***** Recorded data
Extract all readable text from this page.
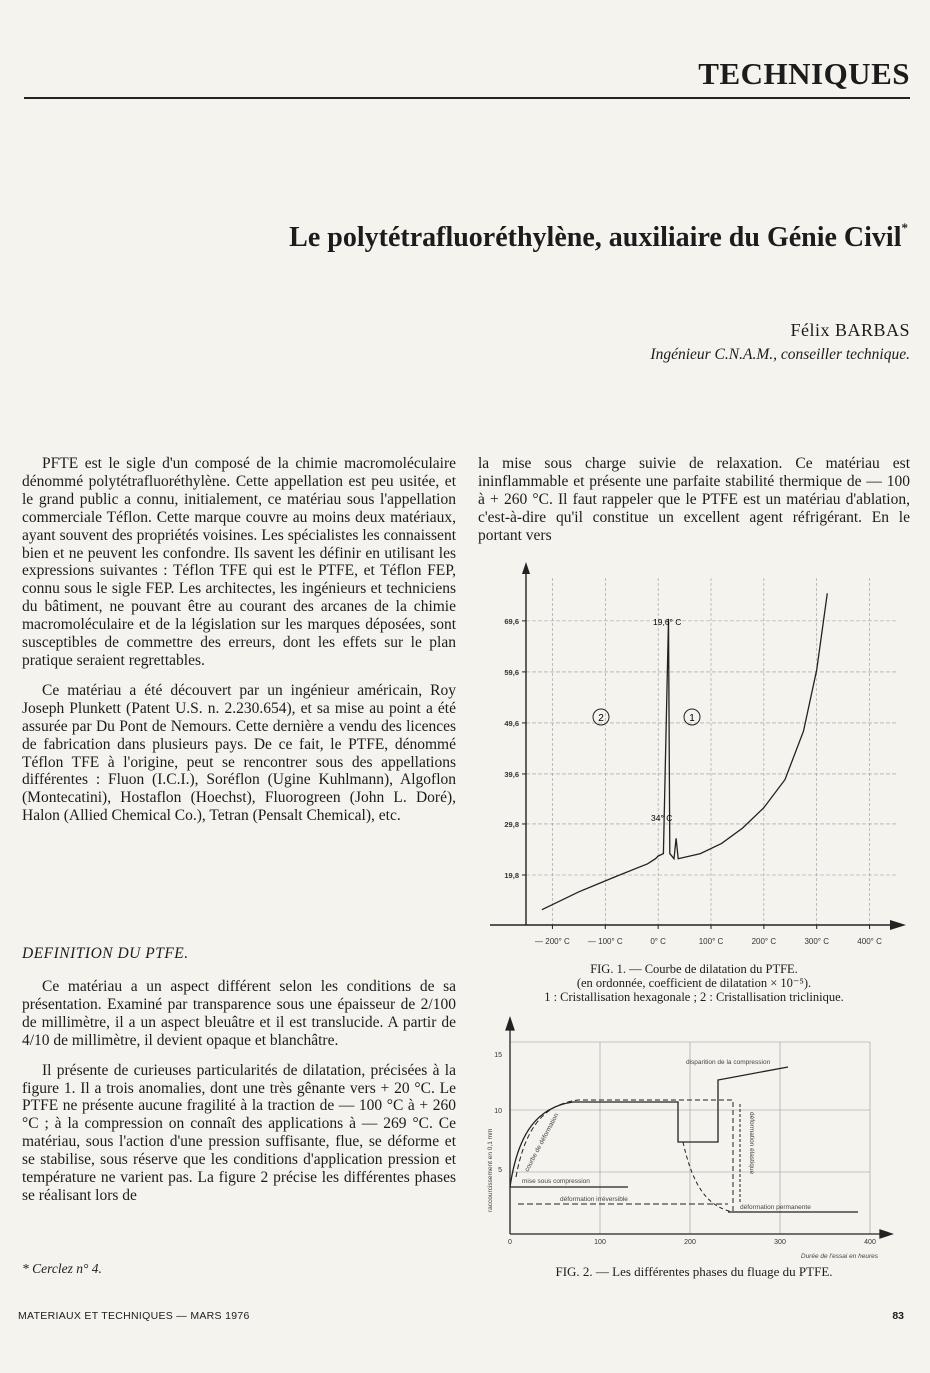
TECHNIQUES
Le polytétrafluoréthylène, auxiliaire du Génie Civil*
Félix BARBAS
Ingénieur C.N.A.M., conseiller technique.

PFTE est le sigle d'un composé de la chimie macromoléculaire dénommé polytétrafluoréthylène. Cette appellation est peu usitée, et le grand public a connu, initialement, ce matériau sous l'appellation commerciale Téflon. Cette marque couvre au moins deux matériaux, ayant souvent des propriétés voisines. Les spécialistes les connaissent bien et ne peuvent les confondre. Ils savent les définir en utilisant les expressions suivantes : Téflon TFE qui est le PTFE, et Téflon FEP, connu sous le sigle FEP. Les architectes, les ingénieurs et techniciens du bâtiment, ne pouvant être au courant des arcanes de la chimie macromoléculaire et de la législation sur les marques déposées, sont susceptibles de commettre des erreurs, dont les effets sur le plan pratique seraient regrettables.

Ce matériau a été découvert par un ingénieur américain, Roy Joseph Plunkett (Patent U.S. n. 2.230.654), et sa mise au point a été assurée par Du Pont de Nemours. Cette dernière a vendu des licences de fabrication dans plusieurs pays. De ce fait, le PTFE, dénommé Téflon TFE à l'origine, peut se rencontrer sous des appellations différentes : Fluon (I.C.I.), Soréflon (Ugine Kuhlmann), Algoflon (Montecatini), Hostaflon (Hoechst), Fluorogreen (John L. Doré), Halon (Allied Chemical Co.), Tetran (Pensalt Chemical), etc.

DEFINITION DU PTFE.

Ce matériau a un aspect différent selon les conditions de sa présentation. Examiné par transparence sous une épaisseur de 2/100 de millimètre, il a un aspect bleuâtre et il est translucide. A partir de 4/10 de millimètre, il devient opaque et blanchâtre.

Il présente de curieuses particularités de dilatation, précisées à la figure 1. Il a trois anomalies, dont une très gênante vers + 20 °C. Le PTFE ne présente aucune fragilité à la traction de — 100 °C à + 260 °C ; à la compression on connaît des applications à — 269 °C. Ce matériau, sous l'action d'une pression suffisante, flue, se déforme et se stabilise, sous réserve que les conditions d'application pression et température ne varient pas. La figure 2 précise les différentes phases se réalisant lors de

* Cerclez n° 4.

la mise sous charge suivie de relaxation. Ce matériau est ininflammable et présente une parfaite stabilité thermique de — 100 à + 260 °C. Il faut rappeler que le PTFE est un matériau d'ablation, c'est-à-dire qu'il constitue un excellent agent réfrigérant. En le portant vers

69,6
59,6
49,6
39,6
29,8
19,8
— 200° C — 100° C	0° C	100° C	200° C	300° C	400° C
19,6° C
34° C
2	1
FIG. 1. — Courbe de dilatation du PTFE.
(en ordonnée, coefficient de dilatation × 10⁻⁵).
1 : Cristallisation hexagonale ; 2 : Cristallisation triclinique.
15
10
5
0	100	200	300	400
disparition de la compression
mise sous compression
déformation irréversible
déformation permanente
courbe de déformation	déformation élastique
raccourcissement en 0,1 mm
Durée de l'essai en heures
FIG. 2. — Les différentes phases du fluage du PTFE.
MATERIAUX ET TECHNIQUES — MARS 1976	83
**********
__What you will do__:
Using the material above, gather every line that includes "TECHNIQUES".

__Exercise output__:
TECHNIQUES
MATERIAUX ET TECHNIQUES — MARS 1976	83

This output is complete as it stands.